# Material supplied
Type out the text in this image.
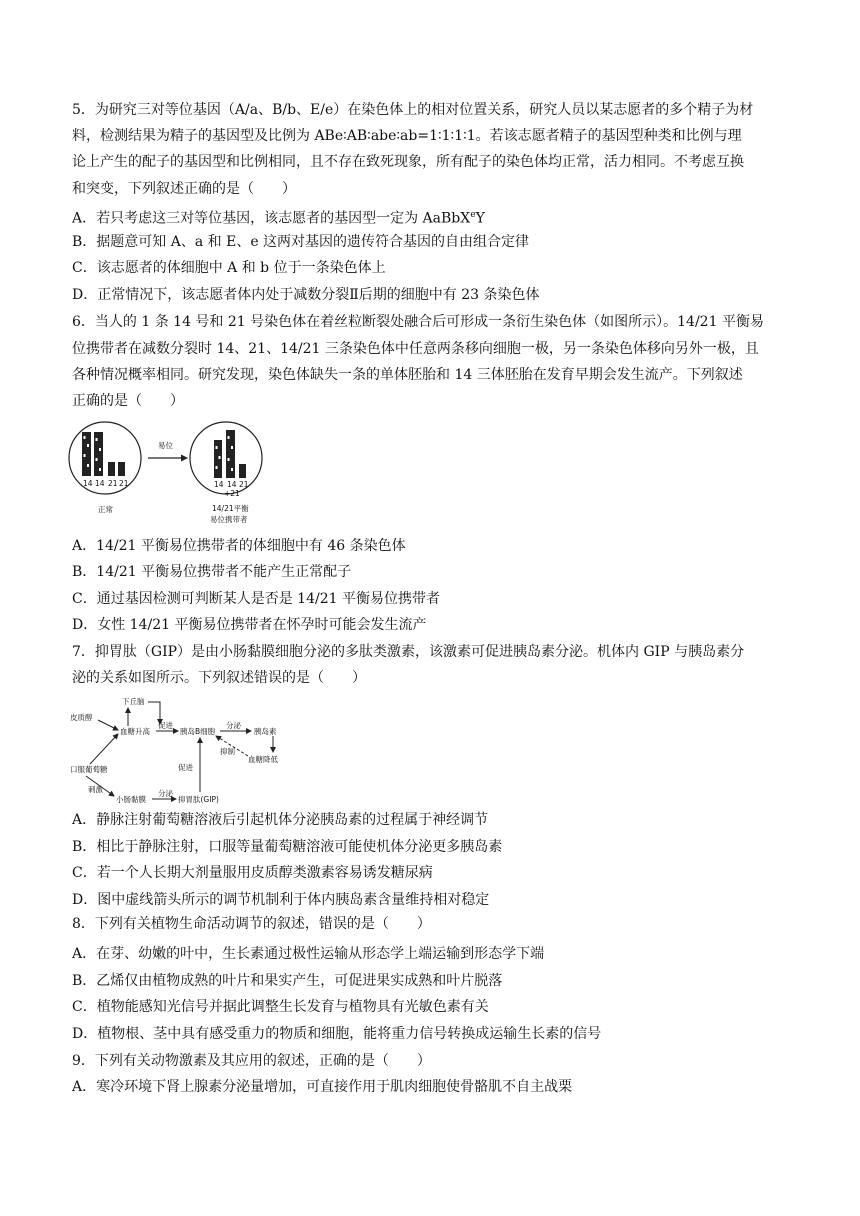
5．为研究三对等位基因（A/a、B/b、E/e）在染色体上的相对位置关系，研究人员以某志愿者的多个精子为材
料，检测结果为精子的基因型及比例为 ABe∶AB∶abe∶ab=1∶1∶1∶1。若该志愿者精子的基因型种类和比例与理
论上产生的配子的基因型和比例相同，且不存在致死现象，所有配子的染色体均正常，活力相同。不考虑互换
和突变，下列叙述正确的是（　　）
A．若只考虑这三对等位基因，该志愿者的基因型一定为 AaBbX$^e$Y
B．据题意可知 A、a 和 E、e 这两对基因的遗传符合基因的自由组合定律
C．该志愿者的体细胞中 A 和 b 位于一条染色体上
D．正常情况下，该志愿者体内处于减数分裂Ⅱ后期的细胞中有 23 条染色体
6．当人的 1 条 14 号和 21 号染色体在着丝粒断裂处融合后可形成一条衍生染色体（如图所示）。14/21 平衡易
位携带者在减数分裂时 14、21、14/21 三条染色体中任意两条移向细胞一极，另一条染色体移向另外一极，且
各种情况概率相同。研究发现，染色体缺失一条的单体胚胎和 14 三体胚胎在发育早期会发生流产。下列叙述
正确的是（　　）
14 14 21 21
易位
14 14 21
+21
正常	14/21平衡
易位携带者
A．14/21 平衡易位携带者的体细胞中有 46 条染色体
B．14/21 平衡易位携带者不能产生正常配子
C．通过基因检测可判断某人是否是 14/21 平衡易位携带者
D．女性 14/21 平衡易位携带者在怀孕时可能会发生流产
7．抑胃肽（GIP）是由小肠黏膜细胞分泌的多肽类激素，该激素可促进胰岛素分泌。机体内 GIP 与胰岛素分
泌的关系如图所示。下列叙述错误的是（　　）
下丘脑
皮质醇
血糖升高
促进
胰岛B细胞
分泌
胰岛素
抑制
血糖降低
口服葡萄糖	促进
刺激
小肠黏膜
分泌
抑胃肽(GIP)
A．静脉注射葡萄糖溶液后引起机体分泌胰岛素的过程属于神经调节
B．相比于静脉注射，口服等量葡萄糖溶液可能使机体分泌更多胰岛素
C．若一个人长期大剂量服用皮质醇类激素容易诱发糖尿病
D．图中虚线箭头所示的调节机制利于体内胰岛素含量维持相对稳定
8．下列有关植物生命活动调节的叙述，错误的是（　　）
A．在芽、幼嫩的叶中，生长素通过极性运输从形态学上端运输到形态学下端
B．乙烯仅由植物成熟的叶片和果实产生，可促进果实成熟和叶片脱落
C．植物能感知光信号并据此调整生长发育与植物具有光敏色素有关
D．植物根、茎中具有感受重力的物质和细胞，能将重力信号转换成运输生长素的信号
9．下列有关动物激素及其应用的叙述，正确的是（　　）
A．寒冷环境下肾上腺素分泌量增加，可直接作用于肌肉细胞使骨骼肌不自主战栗
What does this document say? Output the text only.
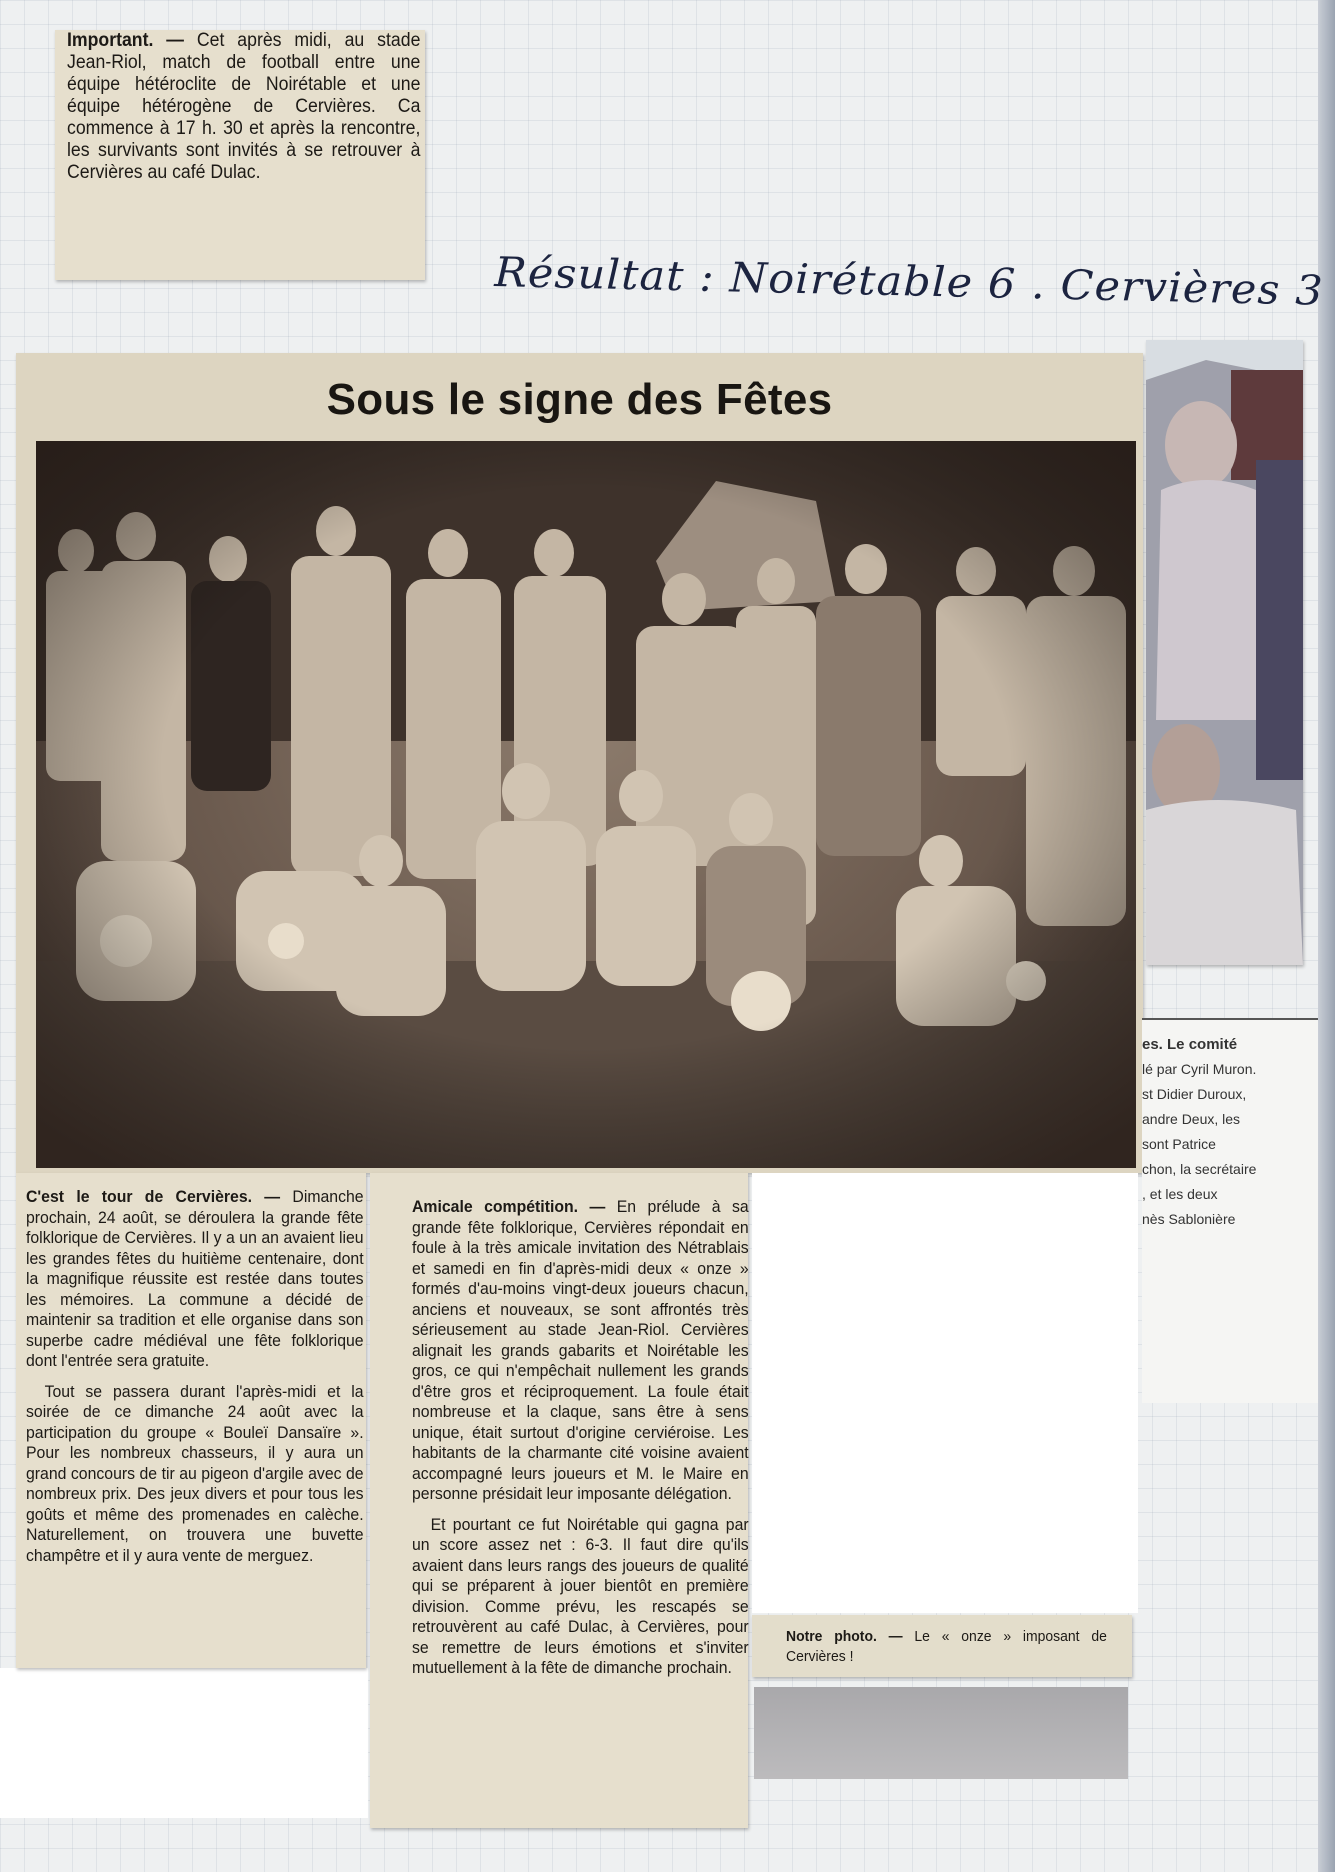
Important. — Cet après midi, au stade Jean-Riol, match de football entre une équipe hétéroclite de Noirétable et une équipe hétérogène de Cervières. Ca commence à 17 h. 30 et après la rencontre, les survivants sont invités à se retrouver à Cervières au café Dulac.

Résultat : Noirétable 6 . Cervières 3
Sous le signe des Fêtes
es. Le comité
lé par Cyril Muron.
st Didier Duroux,
andre Deux, les
sont Patrice
chon, la secrétaire
, et les deux
nès Sablonière

C'est le tour de Cervières. — Dimanche prochain, 24 août, se déroulera la grande fête folklorique de Cervières. Il y a un an avaient lieu les grandes fêtes du huitième centenaire, dont la magnifique réussite est restée dans toutes les mémoires. La commune a décidé de maintenir sa tradition et elle organise dans son superbe cadre médiéval une fête folklorique dont l'entrée sera gratuite.

Tout se passera durant l'après-midi et la soirée de ce dimanche 24 août avec la participation du groupe « Bouleï Dansaïre ». Pour les nombreux chasseurs, il y aura un grand concours de tir au pigeon d'argile avec de nombreux prix. Des jeux divers et pour tous les goûts et même des promenades en calèche. Naturellement, on trouvera une buvette champêtre et il y aura vente de merguez.

Amicale compétition. — En prélude à sa grande fête folklorique, Cervières répondait en foule à la très amicale invitation des Nétrablais et samedi en fin d'après-midi deux « onze » formés d'au-moins vingt-deux joueurs chacun, anciens et nouveaux, se sont affrontés très sérieusement au stade Jean-Riol. Cervières alignait les grands gabarits et Noirétable les gros, ce qui n'empêchait nullement les grands d'être gros et réciproquement. La foule était nombreuse et la claque, sans être à sens unique, était surtout d'origine cerviéroise. Les habitants de la charmante cité voisine avaient accompagné leurs joueurs et M. le Maire en personne présidait leur imposante délégation.

Et pourtant ce fut Noirétable qui gagna par un score assez net : 6-3. Il faut dire qu'ils avaient dans leurs rangs des joueurs de qualité qui se préparent à jouer bientôt en première division. Comme prévu, les rescapés se retrouvèrent au café Dulac, à Cervières, pour se remettre de leurs émotions et s'inviter mutuellement à la fête de dimanche prochain.

Notre photo. — Le « onze » imposant de Cervières !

# Stated goal
Repeat the listing in full and exactly. Do not include any images.

# Solved exercise
Type out the text in this image.
5．为研究三对等位基因（A/a、B/b、E/e）在染色体上的相对位置关系，研究人员以某志愿者的多个精子为材
料，检测结果为精子的基因型及比例为 ABe∶AB∶abe∶ab=1∶1∶1∶1。若该志愿者精子的基因型种类和比例与理
论上产生的配子的基因型和比例相同，且不存在致死现象，所有配子的染色体均正常，活力相同。不考虑互换
和突变，下列叙述正确的是（　　）
A．若只考虑这三对等位基因，该志愿者的基因型一定为 AaBbX$^e$Y
B．据题意可知 A、a 和 E、e 这两对基因的遗传符合基因的自由组合定律
C．该志愿者的体细胞中 A 和 b 位于一条染色体上
D．正常情况下，该志愿者体内处于减数分裂Ⅱ后期的细胞中有 23 条染色体
6．当人的 1 条 14 号和 21 号染色体在着丝粒断裂处融合后可形成一条衍生染色体（如图所示）。14/21 平衡易
位携带者在减数分裂时 14、21、14/21 三条染色体中任意两条移向细胞一极，另一条染色体移向另外一极，且
各种情况概率相同。研究发现，染色体缺失一条的单体胚胎和 14 三体胚胎在发育早期会发生流产。下列叙述
正确的是（　　）
14 14 21 21
易位
14 14 21
+21
正常	14/21平衡
易位携带者
A．14/21 平衡易位携带者的体细胞中有 46 条染色体
B．14/21 平衡易位携带者不能产生正常配子
C．通过基因检测可判断某人是否是 14/21 平衡易位携带者
D．女性 14/21 平衡易位携带者在怀孕时可能会发生流产
7．抑胃肽（GIP）是由小肠黏膜细胞分泌的多肽类激素，该激素可促进胰岛素分泌。机体内 GIP 与胰岛素分
泌的关系如图所示。下列叙述错误的是（　　）
下丘脑
皮质醇
血糖升高
促进
胰岛B细胞
分泌
胰岛素
抑制
血糖降低
口服葡萄糖	促进
刺激
小肠黏膜
分泌
抑胃肽(GIP)
A．静脉注射葡萄糖溶液后引起机体分泌胰岛素的过程属于神经调节
B．相比于静脉注射，口服等量葡萄糖溶液可能使机体分泌更多胰岛素
C．若一个人长期大剂量服用皮质醇类激素容易诱发糖尿病
D．图中虚线箭头所示的调节机制利于体内胰岛素含量维持相对稳定
8．下列有关植物生命活动调节的叙述，错误的是（　　）
A．在芽、幼嫩的叶中，生长素通过极性运输从形态学上端运输到形态学下端
B．乙烯仅由植物成熟的叶片和果实产生，可促进果实成熟和叶片脱落
C．植物能感知光信号并据此调整生长发育与植物具有光敏色素有关
D．植物根、茎中具有感受重力的物质和细胞，能将重力信号转换成运输生长素的信号
9．下列有关动物激素及其应用的叙述，正确的是（　　）
A．寒冷环境下肾上腺素分泌量增加，可直接作用于肌肉细胞使骨骼肌不自主战栗
What does this document say? Output the text only.
Important. — Cet après midi, au stade Jean-Riol, match de football entre une équipe hétéroclite de Noirétable et une équipe hétérogène de Cervières. Ca commence à 17 h. 30 et après la rencontre, les survivants sont invités à se retrouver à Cervières au café Dulac.

Résultat : Noirétable 6 . Cervières 3
Sous le signe des Fêtes
es. Le comité
lé par Cyril Muron.
st Didier Duroux,
andre Deux, les
sont Patrice
chon, la secrétaire
, et les deux
nès Sablonière

C'est le tour de Cervières. — Dimanche prochain, 24 août, se déroulera la grande fête folklorique de Cervières. Il y a un an avaient lieu les grandes fêtes du huitième centenaire, dont la magnifique réussite est restée dans toutes les mémoires. La commune a décidé de maintenir sa tradition et elle organise dans son superbe cadre médiéval une fête folklorique dont l'entrée sera gratuite.

Tout se passera durant l'après-midi et la soirée de ce dimanche 24 août avec la participation du groupe « Bouleï Dansaïre ». Pour les nombreux chasseurs, il y aura un grand concours de tir au pigeon d'argile avec de nombreux prix. Des jeux divers et pour tous les goûts et même des promenades en calèche. Naturellement, on trouvera une buvette champêtre et il y aura vente de merguez.

Amicale compétition. — En prélude à sa grande fête folklorique, Cervières répondait en foule à la très amicale invitation des Nétrablais et samedi en fin d'après-midi deux « onze » formés d'au-moins vingt-deux joueurs chacun, anciens et nouveaux, se sont affrontés très sérieusement au stade Jean-Riol. Cervières alignait les grands gabarits et Noirétable les gros, ce qui n'empêchait nullement les grands d'être gros et réciproquement. La foule était nombreuse et la claque, sans être à sens unique, était surtout d'origine cerviéroise. Les habitants de la charmante cité voisine avaient accompagné leurs joueurs et M. le Maire en personne présidait leur imposante délégation.

Et pourtant ce fut Noirétable qui gagna par un score assez net : 6-3. Il faut dire qu'ils avaient dans leurs rangs des joueurs de qualité qui se préparent à jouer bientôt en première division. Comme prévu, les rescapés se retrouvèrent au café Dulac, à Cervières, pour se remettre de leurs émotions et s'inviter mutuellement à la fête de dimanche prochain.

Notre photo. — Le « onze » imposant de Cervières !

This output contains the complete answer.